▸ **Exercise directions**:
Select every line holding the word "Annotator" and copy it.

[start]

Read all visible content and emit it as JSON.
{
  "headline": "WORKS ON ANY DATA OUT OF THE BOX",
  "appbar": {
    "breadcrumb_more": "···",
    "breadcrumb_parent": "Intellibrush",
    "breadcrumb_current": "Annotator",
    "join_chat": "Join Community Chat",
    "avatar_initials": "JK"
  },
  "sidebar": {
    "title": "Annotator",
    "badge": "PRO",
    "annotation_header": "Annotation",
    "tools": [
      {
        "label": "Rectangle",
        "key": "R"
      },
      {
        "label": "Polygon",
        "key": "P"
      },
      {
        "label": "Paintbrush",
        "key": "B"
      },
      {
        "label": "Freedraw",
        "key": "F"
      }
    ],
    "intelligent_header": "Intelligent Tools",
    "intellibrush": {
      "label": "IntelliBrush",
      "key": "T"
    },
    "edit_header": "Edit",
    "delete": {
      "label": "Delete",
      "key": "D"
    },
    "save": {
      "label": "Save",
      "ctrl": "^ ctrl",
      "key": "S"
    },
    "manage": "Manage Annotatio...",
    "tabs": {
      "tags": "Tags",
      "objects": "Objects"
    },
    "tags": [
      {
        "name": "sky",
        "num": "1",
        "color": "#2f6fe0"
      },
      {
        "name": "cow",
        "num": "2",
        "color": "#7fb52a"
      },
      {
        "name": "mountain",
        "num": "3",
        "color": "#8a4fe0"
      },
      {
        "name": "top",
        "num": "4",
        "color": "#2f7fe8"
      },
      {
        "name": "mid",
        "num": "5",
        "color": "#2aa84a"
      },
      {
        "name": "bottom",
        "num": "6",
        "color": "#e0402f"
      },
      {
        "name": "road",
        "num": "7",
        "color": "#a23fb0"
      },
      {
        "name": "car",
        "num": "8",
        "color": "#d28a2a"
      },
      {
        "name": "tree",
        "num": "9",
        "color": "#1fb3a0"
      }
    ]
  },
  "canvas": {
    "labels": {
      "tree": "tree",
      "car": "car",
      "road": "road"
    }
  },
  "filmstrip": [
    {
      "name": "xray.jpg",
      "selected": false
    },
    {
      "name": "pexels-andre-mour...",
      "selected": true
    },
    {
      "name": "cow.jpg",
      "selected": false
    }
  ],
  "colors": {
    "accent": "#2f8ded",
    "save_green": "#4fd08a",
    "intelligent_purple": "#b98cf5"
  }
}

[end]
[start]

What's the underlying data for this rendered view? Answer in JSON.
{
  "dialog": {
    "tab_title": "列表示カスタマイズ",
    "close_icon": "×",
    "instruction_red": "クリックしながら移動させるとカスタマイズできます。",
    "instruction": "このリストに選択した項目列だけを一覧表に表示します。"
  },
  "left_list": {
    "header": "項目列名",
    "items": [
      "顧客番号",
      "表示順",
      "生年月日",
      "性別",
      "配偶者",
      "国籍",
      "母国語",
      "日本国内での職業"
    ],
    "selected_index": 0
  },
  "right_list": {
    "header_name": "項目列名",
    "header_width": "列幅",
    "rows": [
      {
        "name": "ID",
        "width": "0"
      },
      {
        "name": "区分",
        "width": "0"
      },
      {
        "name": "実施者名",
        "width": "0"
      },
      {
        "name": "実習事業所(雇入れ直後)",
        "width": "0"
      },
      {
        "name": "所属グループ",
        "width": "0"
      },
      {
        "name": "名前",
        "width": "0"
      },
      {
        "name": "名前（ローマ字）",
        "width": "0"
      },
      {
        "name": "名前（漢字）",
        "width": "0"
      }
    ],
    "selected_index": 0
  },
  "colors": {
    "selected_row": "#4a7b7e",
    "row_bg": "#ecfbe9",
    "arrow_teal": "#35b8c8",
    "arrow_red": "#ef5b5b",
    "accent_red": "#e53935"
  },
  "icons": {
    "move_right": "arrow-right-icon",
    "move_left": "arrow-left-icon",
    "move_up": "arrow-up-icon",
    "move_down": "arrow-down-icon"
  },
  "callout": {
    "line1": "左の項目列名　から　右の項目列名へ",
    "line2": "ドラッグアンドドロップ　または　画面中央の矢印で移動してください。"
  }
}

[end]

▸ **Solution**:
    "breadcrumb_current": "Annotator",
    "title": "Annotator",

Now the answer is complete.